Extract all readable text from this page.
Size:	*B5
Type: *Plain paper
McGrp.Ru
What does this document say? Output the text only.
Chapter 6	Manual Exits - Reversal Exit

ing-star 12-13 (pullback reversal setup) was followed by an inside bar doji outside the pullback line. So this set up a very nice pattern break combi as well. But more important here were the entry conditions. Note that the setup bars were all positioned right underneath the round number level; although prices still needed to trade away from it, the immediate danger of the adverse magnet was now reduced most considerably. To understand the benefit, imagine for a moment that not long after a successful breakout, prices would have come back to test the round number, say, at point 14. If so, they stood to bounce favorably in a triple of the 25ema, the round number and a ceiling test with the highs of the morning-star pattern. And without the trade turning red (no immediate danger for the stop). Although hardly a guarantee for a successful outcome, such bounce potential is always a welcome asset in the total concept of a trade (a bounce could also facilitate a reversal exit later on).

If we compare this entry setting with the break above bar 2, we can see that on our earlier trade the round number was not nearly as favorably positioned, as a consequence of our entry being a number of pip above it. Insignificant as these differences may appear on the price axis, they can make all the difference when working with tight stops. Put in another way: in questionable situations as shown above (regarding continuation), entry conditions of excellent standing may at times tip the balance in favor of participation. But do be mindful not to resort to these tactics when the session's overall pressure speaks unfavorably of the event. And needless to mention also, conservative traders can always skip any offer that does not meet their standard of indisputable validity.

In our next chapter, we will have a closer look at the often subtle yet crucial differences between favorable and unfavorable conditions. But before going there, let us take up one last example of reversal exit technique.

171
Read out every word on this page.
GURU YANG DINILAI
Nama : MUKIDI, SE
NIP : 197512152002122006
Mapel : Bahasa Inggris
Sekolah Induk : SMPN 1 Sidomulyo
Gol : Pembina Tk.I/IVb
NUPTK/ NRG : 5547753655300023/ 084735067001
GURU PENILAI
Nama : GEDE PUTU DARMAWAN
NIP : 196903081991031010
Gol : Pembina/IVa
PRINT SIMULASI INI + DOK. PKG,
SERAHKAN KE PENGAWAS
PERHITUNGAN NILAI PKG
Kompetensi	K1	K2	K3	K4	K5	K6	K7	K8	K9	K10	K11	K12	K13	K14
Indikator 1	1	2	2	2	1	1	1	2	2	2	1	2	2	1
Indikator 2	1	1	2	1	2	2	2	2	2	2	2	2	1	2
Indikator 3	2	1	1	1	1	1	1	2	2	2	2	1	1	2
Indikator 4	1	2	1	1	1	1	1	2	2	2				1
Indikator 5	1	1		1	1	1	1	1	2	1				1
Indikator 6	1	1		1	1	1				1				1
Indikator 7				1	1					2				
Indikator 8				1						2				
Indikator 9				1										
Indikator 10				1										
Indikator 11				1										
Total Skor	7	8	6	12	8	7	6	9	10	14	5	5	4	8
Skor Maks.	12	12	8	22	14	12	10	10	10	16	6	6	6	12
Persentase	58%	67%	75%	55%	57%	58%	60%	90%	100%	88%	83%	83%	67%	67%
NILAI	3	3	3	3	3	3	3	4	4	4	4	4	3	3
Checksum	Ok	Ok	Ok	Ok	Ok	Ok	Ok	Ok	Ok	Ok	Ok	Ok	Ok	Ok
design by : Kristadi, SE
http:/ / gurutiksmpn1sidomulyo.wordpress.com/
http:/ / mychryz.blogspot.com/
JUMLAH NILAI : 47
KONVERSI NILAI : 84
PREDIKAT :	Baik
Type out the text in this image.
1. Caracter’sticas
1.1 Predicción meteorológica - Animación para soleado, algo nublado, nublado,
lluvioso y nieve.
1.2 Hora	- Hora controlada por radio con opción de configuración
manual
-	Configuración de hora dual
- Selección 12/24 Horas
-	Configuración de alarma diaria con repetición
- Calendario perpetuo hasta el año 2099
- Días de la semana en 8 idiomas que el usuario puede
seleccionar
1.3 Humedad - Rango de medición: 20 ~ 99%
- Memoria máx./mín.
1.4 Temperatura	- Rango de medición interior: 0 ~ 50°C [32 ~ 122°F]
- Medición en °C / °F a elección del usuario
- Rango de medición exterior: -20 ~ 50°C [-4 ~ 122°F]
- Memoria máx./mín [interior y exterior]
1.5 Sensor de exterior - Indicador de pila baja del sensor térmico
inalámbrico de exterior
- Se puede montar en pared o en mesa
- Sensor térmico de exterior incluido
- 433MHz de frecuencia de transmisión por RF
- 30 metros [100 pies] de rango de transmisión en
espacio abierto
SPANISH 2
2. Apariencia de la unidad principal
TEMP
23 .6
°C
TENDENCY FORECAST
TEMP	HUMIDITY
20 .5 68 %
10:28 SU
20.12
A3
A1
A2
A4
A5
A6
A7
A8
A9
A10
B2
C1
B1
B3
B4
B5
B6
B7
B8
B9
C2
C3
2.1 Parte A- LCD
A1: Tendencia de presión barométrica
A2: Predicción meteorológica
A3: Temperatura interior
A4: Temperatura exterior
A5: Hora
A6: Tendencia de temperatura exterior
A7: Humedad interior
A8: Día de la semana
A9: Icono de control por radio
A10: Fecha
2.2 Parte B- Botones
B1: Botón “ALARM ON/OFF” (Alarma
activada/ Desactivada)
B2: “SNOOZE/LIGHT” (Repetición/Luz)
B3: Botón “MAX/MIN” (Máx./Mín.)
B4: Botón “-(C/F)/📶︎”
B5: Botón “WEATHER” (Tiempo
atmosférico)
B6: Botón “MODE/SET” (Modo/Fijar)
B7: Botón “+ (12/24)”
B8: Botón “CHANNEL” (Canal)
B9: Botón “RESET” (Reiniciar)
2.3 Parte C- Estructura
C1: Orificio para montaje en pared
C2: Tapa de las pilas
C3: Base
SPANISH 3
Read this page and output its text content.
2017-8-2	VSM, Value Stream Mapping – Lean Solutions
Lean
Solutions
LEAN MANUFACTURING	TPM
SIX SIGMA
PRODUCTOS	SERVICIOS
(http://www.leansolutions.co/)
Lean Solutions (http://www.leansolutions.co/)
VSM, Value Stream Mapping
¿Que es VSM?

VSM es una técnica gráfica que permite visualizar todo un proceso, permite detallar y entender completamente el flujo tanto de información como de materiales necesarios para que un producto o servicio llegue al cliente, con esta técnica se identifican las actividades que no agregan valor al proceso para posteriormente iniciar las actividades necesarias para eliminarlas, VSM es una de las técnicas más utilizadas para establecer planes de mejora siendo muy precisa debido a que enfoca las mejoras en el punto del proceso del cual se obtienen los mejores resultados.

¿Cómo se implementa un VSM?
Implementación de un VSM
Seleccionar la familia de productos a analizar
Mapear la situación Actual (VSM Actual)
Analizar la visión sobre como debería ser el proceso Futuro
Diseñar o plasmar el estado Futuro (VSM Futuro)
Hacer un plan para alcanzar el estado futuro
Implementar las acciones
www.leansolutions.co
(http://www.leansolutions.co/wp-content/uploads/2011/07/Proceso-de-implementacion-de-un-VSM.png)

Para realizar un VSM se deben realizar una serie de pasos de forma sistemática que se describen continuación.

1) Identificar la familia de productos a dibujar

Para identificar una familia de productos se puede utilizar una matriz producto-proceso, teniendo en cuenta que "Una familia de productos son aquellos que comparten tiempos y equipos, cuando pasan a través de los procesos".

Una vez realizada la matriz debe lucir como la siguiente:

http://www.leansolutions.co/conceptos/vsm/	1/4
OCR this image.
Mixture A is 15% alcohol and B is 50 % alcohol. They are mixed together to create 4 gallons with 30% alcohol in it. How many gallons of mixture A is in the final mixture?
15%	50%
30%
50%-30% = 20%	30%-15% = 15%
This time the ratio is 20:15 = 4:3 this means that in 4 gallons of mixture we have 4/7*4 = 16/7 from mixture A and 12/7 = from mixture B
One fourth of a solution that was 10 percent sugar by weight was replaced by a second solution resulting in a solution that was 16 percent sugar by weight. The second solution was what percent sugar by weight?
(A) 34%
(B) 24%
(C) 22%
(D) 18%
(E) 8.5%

==========

> Instruction:
Every line that holds the word "familia" should be extracted.

> In response:
Seleccionar la familia de productos a analizar
1) Identificar la familia de productos a dibujar
Para identificar una familia de productos se puede utilizar una matriz producto-proceso, teniendo en cuenta que "Una familia de productos son aquellos que comparten tiempos y equipos, cuando pasan a través de los procesos".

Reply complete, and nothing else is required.